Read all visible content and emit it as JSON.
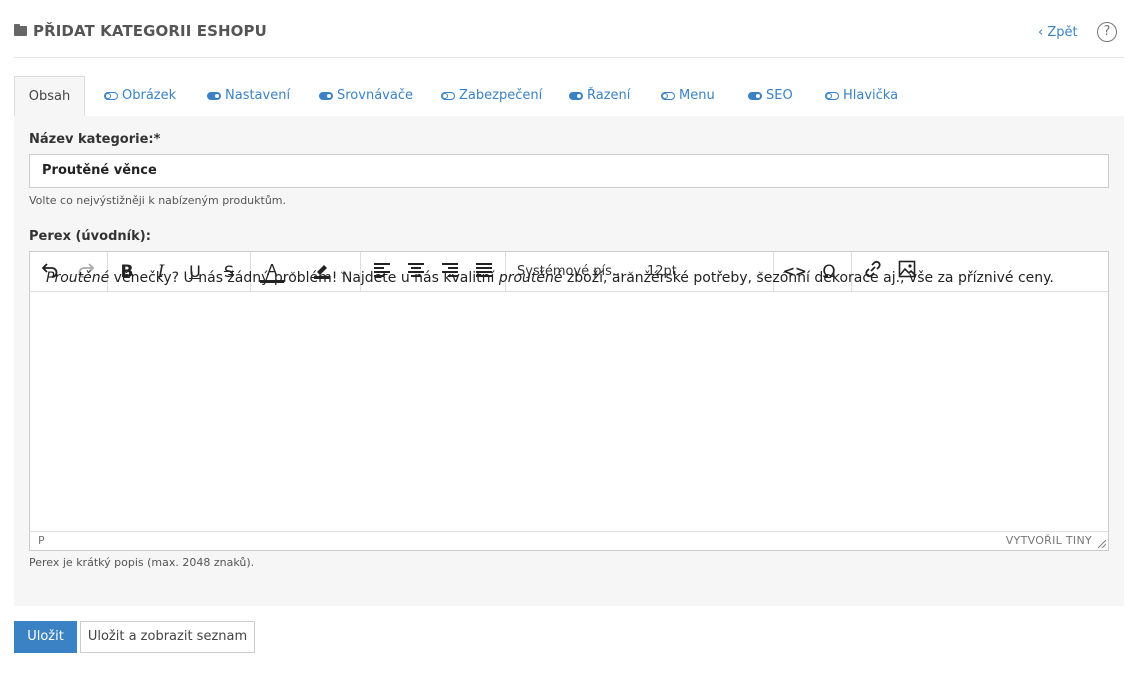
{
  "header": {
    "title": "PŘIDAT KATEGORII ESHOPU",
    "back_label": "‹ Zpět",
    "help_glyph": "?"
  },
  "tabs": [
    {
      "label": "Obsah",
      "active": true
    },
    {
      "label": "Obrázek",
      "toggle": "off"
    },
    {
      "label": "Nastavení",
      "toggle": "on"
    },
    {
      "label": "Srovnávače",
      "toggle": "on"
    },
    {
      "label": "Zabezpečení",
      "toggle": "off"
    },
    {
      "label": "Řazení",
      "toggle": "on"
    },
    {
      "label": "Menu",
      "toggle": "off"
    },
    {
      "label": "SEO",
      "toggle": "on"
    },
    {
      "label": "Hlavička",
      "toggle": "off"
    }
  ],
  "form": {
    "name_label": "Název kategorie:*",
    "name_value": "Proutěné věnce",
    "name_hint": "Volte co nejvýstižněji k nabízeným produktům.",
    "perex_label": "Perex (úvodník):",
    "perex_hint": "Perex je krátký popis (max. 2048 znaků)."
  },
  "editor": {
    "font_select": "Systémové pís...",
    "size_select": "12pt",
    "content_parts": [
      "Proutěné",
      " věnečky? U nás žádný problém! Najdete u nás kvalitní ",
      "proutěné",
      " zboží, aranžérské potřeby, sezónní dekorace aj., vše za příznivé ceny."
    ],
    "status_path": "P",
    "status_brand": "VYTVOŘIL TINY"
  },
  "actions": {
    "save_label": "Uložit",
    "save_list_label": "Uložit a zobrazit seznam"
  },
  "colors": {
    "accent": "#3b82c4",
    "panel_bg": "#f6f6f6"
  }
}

▶ **WHAT IS NEEDED**:
In this exercise, set down all of the data exactly, without the pictures.

▶ **THE SOLUTION**:
Read all visible content and emit it as JSON.
{
  "header": {
    "title": "PŘIDAT KATEGORII ESHOPU",
    "back_label": "‹ Zpět",
    "help_glyph": "?"
  },
  "tabs": [
    {
      "label": "Obsah",
      "active": true
    },
    {
      "label": "Obrázek",
      "toggle": "off"
    },
    {
      "label": "Nastavení",
      "toggle": "on"
    },
    {
      "label": "Srovnávače",
      "toggle": "on"
    },
    {
      "label": "Zabezpečení",
      "toggle": "off"
    },
    {
      "label": "Řazení",
      "toggle": "on"
    },
    {
      "label": "Menu",
      "toggle": "off"
    },
    {
      "label": "SEO",
      "toggle": "on"
    },
    {
      "label": "Hlavička",
      "toggle": "off"
    }
  ],
  "form": {
    "name_label": "Název kategorie:*",
    "name_value": "Proutěné věnce",
    "name_hint": "Volte co nejvýstižněji k nabízeným produktům.",
    "perex_label": "Perex (úvodník):",
    "perex_hint": "Perex je krátký popis (max. 2048 znaků)."
  },
  "editor": {
    "font_select": "Systémové pís...",
    "size_select": "12pt",
    "content_parts": [
      "Proutěné",
      " věnečky? U nás žádný problém! Najdete u nás kvalitní ",
      "proutěné",
      " zboží, aranžérské potřeby, sezónní dekorace aj., vše za příznivé ceny."
    ],
    "status_path": "P",
    "status_brand": "VYTVOŘIL TINY"
  },
  "actions": {
    "save_label": "Uložit",
    "save_list_label": "Uložit a zobrazit seznam"
  },
  "colors": {
    "accent": "#3b82c4",
    "panel_bg": "#f6f6f6"
  }
}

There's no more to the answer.